Of the lines in the listing below, how many hold "screenshot"? Answer with the number only.

[Figure record extracts]
────────────────────
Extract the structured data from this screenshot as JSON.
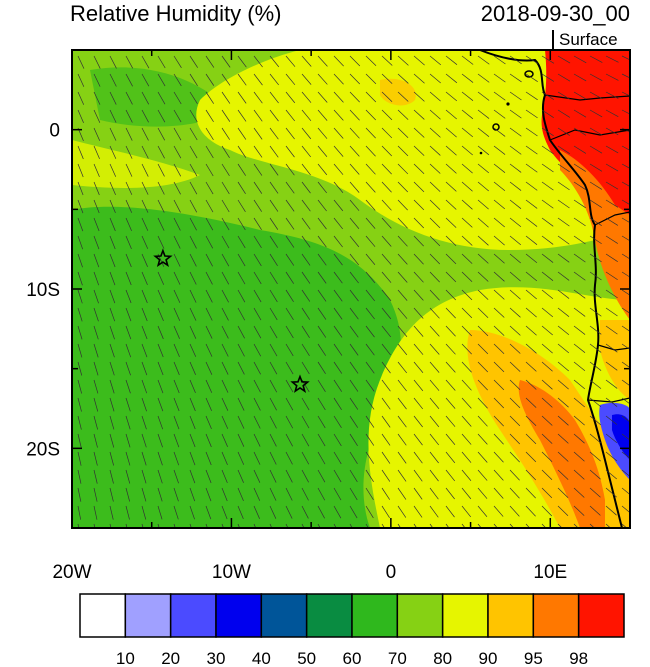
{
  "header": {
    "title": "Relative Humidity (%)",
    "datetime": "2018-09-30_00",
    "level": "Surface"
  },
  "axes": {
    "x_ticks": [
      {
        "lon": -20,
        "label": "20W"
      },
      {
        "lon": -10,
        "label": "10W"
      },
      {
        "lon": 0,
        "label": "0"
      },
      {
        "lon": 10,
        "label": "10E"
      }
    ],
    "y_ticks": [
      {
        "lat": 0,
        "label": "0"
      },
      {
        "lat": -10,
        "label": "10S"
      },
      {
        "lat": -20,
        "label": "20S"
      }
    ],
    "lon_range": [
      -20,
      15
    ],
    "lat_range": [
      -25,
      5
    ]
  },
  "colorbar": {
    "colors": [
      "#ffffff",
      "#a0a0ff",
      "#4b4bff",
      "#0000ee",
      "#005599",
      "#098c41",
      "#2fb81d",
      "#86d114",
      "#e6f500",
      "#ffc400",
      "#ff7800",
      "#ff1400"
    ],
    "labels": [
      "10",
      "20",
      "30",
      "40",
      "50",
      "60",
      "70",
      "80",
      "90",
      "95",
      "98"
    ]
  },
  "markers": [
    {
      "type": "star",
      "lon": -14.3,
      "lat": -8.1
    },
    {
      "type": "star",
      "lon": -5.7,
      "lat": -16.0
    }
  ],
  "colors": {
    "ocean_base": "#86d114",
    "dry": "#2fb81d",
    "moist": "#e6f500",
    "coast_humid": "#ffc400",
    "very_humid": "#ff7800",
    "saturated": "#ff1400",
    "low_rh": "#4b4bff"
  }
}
────────────────────
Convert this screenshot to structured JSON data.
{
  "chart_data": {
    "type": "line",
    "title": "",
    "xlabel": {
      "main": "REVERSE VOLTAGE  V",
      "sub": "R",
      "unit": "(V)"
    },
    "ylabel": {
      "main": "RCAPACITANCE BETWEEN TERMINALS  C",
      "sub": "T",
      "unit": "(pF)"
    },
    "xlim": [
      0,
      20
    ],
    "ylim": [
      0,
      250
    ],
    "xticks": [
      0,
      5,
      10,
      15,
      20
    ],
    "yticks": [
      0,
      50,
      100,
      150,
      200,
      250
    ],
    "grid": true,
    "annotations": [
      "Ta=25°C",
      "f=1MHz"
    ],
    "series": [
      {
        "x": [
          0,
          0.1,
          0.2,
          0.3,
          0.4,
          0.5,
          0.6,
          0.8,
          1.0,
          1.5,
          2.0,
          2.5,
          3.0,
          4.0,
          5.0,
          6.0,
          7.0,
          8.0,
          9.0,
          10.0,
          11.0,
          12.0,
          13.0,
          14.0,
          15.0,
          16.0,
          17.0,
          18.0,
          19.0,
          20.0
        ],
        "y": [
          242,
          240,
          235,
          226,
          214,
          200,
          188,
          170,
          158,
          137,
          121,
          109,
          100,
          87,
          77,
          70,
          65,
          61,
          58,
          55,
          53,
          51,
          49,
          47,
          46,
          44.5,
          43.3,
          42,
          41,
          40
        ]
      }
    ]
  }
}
────────────────────
● **Exercise result**: 2